**The input**
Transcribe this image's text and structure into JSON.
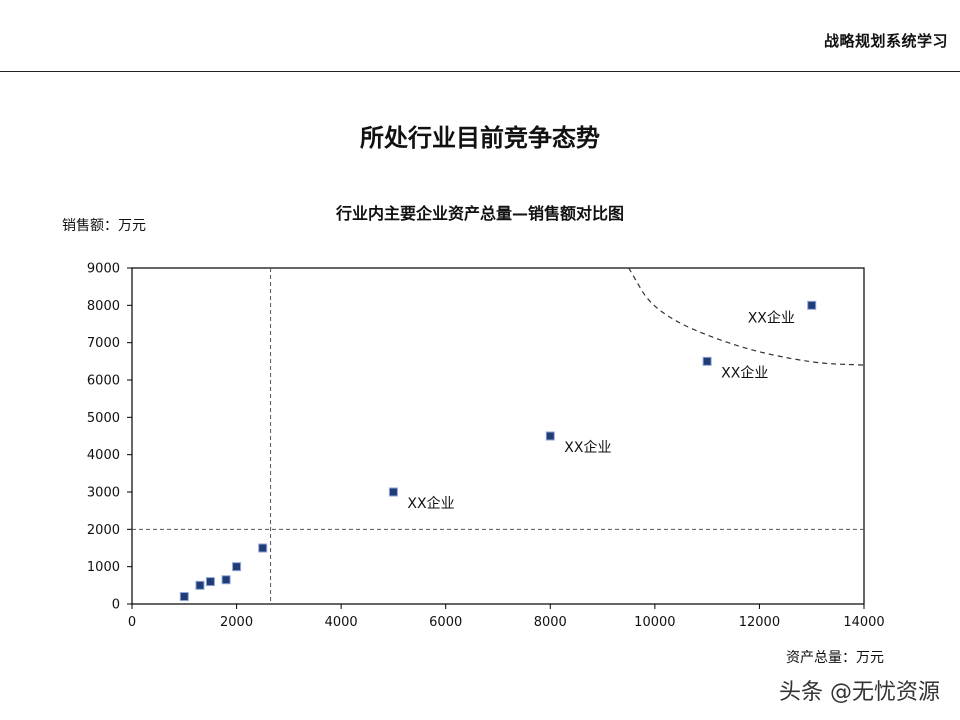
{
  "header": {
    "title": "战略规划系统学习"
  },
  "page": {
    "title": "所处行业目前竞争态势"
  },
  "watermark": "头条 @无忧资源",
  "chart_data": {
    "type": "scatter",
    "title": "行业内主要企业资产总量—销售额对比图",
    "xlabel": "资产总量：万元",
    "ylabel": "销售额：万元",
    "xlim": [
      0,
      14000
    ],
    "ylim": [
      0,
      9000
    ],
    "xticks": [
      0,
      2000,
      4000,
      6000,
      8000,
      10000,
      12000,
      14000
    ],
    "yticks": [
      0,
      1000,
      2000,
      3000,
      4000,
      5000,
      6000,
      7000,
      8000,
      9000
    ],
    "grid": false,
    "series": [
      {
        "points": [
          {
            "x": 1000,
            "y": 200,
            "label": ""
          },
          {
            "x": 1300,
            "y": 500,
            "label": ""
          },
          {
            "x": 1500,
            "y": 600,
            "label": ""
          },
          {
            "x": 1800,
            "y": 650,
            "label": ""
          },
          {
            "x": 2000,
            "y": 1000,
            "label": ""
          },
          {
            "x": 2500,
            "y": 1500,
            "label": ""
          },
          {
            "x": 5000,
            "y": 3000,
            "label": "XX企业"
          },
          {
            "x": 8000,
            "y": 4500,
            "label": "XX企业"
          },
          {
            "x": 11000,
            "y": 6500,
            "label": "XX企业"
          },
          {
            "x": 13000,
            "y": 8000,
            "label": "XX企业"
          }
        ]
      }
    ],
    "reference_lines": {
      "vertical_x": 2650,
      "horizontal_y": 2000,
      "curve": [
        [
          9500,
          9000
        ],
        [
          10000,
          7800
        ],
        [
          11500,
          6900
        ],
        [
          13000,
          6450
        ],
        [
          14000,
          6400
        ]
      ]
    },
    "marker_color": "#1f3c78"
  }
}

---

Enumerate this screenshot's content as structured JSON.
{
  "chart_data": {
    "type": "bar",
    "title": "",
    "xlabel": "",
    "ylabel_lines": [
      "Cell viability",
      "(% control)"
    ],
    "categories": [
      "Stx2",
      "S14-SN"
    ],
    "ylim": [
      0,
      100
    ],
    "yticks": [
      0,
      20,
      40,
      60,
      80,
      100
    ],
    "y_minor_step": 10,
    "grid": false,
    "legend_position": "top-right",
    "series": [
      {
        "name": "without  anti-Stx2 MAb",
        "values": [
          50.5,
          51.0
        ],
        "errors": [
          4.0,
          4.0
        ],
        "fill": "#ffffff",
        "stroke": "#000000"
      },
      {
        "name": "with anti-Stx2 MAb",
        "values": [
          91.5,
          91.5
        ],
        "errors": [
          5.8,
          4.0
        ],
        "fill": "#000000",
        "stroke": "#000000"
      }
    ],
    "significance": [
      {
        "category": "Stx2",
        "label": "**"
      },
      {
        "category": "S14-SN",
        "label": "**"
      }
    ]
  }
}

**Set problem**
Gather all lines from the listing above in which "this" occurs.

**Exercise response**
Transcribe this image's text and structure into JSON.
Enumerate this screenshot's content as structured JSON.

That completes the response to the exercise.